**Extrait fourni**
Un terme qui vient des États-Unis

Salim : "J'ai entendu dire qu'il y a eu plusieurs actes misogynoires en France. Qu'est-ce que cela signifie ?"

Le terme misogynoire désigne la misogynie et le racisme dirigés spécifiquement contre les femmes noires. Il a été inventé dans les années 2010 par l'universitaire féministe afro-américaine Moya Bailey. Dans un essai, qui a eu beaucoup d'influence (et titré "Ils ne parlent pas de moi"), elle démontre comment le cinéma, les médias ou les réseaux sociaux véhiculent des images très négatives des femmes noires. Elles sont souvent présentées comme masculines, agressives, leur tenue ou leur attitude sont très facilement qualifiées de sexuelles ou provocatrices.

**Consigne 1**
Répondez à ces questions sur l'extrait consacré à la misogynoire :
(a) D'où vient le terme, selon le titre de l'extrait ?
(b) Qui a inventé ce terme ?
(c) Quel titre porte l'essai cité ?
**Consigne 2**
Poursuivez le texte sur la misogynoire après sa dernière phrase.

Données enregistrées
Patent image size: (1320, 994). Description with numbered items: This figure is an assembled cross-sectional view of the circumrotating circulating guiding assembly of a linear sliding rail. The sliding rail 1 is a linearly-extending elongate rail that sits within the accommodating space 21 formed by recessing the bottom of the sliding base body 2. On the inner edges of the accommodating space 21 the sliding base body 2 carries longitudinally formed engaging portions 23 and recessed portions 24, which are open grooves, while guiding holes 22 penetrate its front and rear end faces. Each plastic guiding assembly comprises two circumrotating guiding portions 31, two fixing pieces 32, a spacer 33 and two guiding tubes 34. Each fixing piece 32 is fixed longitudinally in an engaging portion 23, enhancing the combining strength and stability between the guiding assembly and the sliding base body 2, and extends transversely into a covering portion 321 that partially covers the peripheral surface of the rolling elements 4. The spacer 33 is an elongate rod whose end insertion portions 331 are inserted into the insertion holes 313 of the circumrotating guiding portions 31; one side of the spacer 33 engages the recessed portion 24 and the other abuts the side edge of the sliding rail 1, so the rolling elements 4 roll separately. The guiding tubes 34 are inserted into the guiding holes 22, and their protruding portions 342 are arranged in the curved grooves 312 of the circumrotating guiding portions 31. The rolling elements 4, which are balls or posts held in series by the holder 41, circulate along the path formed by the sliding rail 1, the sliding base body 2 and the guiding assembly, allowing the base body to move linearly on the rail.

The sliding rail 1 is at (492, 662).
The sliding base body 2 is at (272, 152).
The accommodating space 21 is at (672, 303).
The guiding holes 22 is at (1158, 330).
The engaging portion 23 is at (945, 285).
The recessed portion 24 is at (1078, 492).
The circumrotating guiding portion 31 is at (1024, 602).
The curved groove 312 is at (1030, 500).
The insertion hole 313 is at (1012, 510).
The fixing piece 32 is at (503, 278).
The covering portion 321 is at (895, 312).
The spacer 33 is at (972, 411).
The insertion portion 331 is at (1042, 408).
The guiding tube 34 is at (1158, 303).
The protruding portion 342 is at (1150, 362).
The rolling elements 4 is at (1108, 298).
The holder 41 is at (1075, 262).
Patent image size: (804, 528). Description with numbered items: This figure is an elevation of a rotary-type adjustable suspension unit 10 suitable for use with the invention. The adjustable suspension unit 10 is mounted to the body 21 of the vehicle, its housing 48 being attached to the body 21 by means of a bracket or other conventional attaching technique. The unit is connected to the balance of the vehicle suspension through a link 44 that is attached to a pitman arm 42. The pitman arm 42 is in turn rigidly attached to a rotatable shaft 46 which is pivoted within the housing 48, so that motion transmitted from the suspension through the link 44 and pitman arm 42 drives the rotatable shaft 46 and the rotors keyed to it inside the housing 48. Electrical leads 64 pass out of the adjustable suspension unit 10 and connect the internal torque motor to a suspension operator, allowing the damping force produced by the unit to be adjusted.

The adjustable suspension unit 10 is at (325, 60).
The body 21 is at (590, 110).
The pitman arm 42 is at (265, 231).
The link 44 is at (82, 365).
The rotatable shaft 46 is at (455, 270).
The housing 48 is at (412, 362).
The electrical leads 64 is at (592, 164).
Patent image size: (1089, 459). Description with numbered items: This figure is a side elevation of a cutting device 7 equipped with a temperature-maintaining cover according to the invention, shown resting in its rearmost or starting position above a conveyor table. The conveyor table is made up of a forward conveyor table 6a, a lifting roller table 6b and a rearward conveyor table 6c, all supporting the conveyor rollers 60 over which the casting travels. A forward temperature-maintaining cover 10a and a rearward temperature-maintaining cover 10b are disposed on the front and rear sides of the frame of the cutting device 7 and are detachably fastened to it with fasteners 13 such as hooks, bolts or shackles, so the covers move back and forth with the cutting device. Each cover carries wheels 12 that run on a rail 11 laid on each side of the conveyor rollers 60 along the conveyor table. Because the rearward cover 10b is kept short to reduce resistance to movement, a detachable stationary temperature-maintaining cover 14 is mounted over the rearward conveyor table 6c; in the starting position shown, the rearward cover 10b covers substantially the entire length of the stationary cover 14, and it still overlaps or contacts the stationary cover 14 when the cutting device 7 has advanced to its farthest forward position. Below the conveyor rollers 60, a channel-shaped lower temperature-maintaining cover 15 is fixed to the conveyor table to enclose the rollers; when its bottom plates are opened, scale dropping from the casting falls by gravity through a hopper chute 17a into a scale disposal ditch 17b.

**Réponse attendue 1**
(a) Des États-Unis.
(b) L'universitaire féministe afro-américaine Moya Bailey.
(c) « Ils ne parlent pas de moi ».

**Réponse attendue 2**
Comme l'explique à franceinfo la chercheuse Hélène Breda, spécialisée dans les normes de genre dans la culture populaire, grâce à Moya Bailey, les femmes qui sont victimes de ces clichés ont désormais un mot pour le dénoncer. Le hashtag #Mysoginoire est devenu viral sur les réseaux sociaux, aux États-Unis et ailleurs dans le monde, comme en France.

Le cliché des douleurs exagérées

Les préjugés misogynoires se manifestent dans les médias, mais aussi dans la "vraie vie" et en particulier dans le domaine de la santé. C'est ce que dénonce depuis plusieurs années Sandrine NGatchou, présidente de l'Utasa (Association de lutte contre l'infertilité des afro-descendants), une association qui accompagne les femmes noires ayant des problèmes de fertilité. Des patientes d'origine nord-africaine qui sont, par exemple, souvent accusées d'exagérer leurs symptômes ou leurs douleurs. 

C'est son propre parcours de PMA (procréation médicalement assistée), qui a poussé Sandrine NGatchou à accompagner d'autres femmes et à dénoncer publiquement la misogynoire. Notamment à travers sa chaîne Youtube OvocyteMoi.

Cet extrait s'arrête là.